━━━━━ GIVEN INFORMATION

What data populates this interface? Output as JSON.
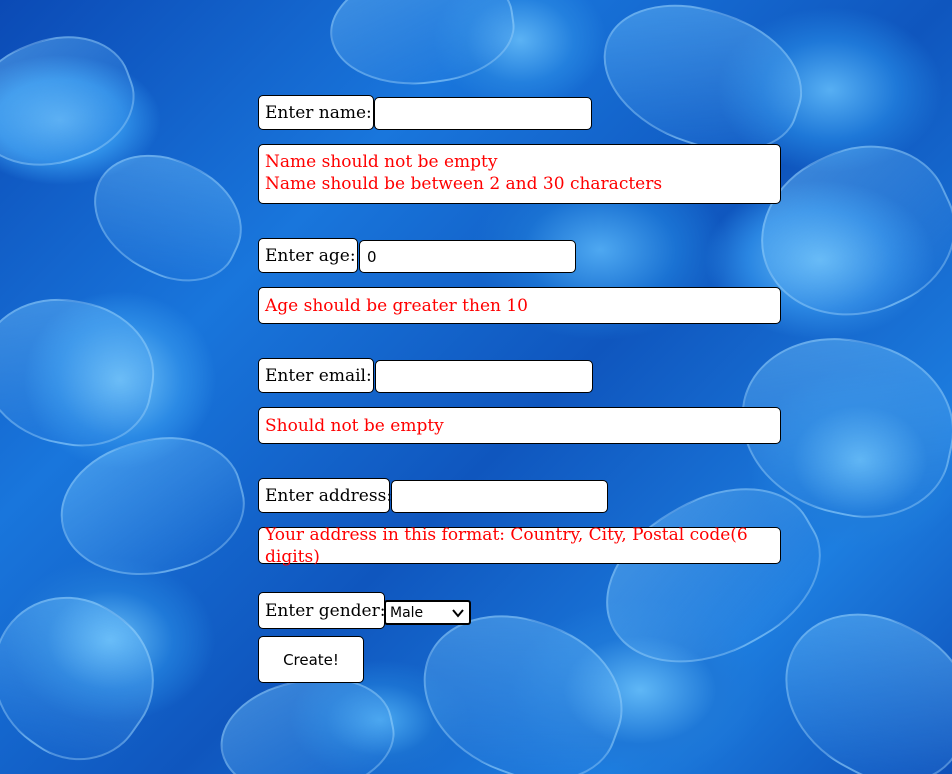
{
  "background": {
    "description_icon": "blue-flower-petals-background",
    "colors": [
      "#0b4ab5",
      "#1976dc",
      "#5fb4f5"
    ]
  },
  "form": {
    "name": {
      "label": "Enter name:",
      "value": "",
      "errors": [
        "Name should not be empty",
        "Name should be between 2 and 30 characters"
      ]
    },
    "age": {
      "label": "Enter age:",
      "value": "0",
      "errors": [
        "Age should be greater then 10"
      ]
    },
    "email": {
      "label": "Enter email:",
      "value": "",
      "errors": [
        "Should not be empty"
      ]
    },
    "address": {
      "label": "Enter address:",
      "value": "",
      "errors": [
        "Your address in this format: Country, City, Postal code(6 digits)"
      ]
    },
    "gender": {
      "label": "Enter gender:",
      "selected": "Male"
    },
    "submit_label": "Create!"
  },
  "colors": {
    "error_text": "#ff0000",
    "box_bg": "#ffffff",
    "border": "#000000"
  }
}
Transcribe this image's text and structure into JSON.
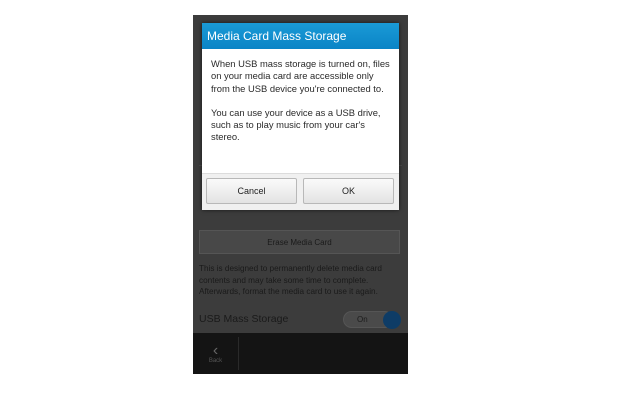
{
  "dialog": {
    "title": "Media Card Mass Storage",
    "paragraph_1": "When USB mass storage is turned on, files on your media card are accessible only from the USB device you're connected to.",
    "paragraph_2": "You can use your device as a USB drive, such as to play music from your car's stereo.",
    "cancel_label": "Cancel",
    "ok_label": "OK",
    "accent_color": "#1a9ad6"
  },
  "background_screen": {
    "erase_button_label": "Erase Media Card",
    "erase_description": "This is designed to permanently delete media card contents and may take some time to complete. Afterwards, format the media card to use it again.",
    "usb_mass_storage_label": "USB Mass Storage",
    "usb_toggle_state": "On",
    "back_label": "Back",
    "back_icon": "chevron-left-icon"
  }
}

━━━━━━━━━━

* [YOUR TASK] Quote verbatim every line starting at the line that contains "Transcribe this image's" and ending with the last line of the records; omit all pictures.

* [RESULT FOR THIS EXERCISE]
Transcribe this image's text and structure into JSON.
{
  "dialog": {
    "title": "Media Card Mass Storage",
    "paragraph_1": "When USB mass storage is turned on, files on your media card are accessible only from the USB device you're connected to.",
    "paragraph_2": "You can use your device as a USB drive, such as to play music from your car's stereo.",
    "cancel_label": "Cancel",
    "ok_label": "OK",
    "accent_color": "#1a9ad6"
  },
  "background_screen": {
    "erase_button_label": "Erase Media Card",
    "erase_description": "This is designed to permanently delete media card contents and may take some time to complete. Afterwards, format the media card to use it again.",
    "usb_mass_storage_label": "USB Mass Storage",
    "usb_toggle_state": "On",
    "back_label": "Back",
    "back_icon": "chevron-left-icon"
  }
}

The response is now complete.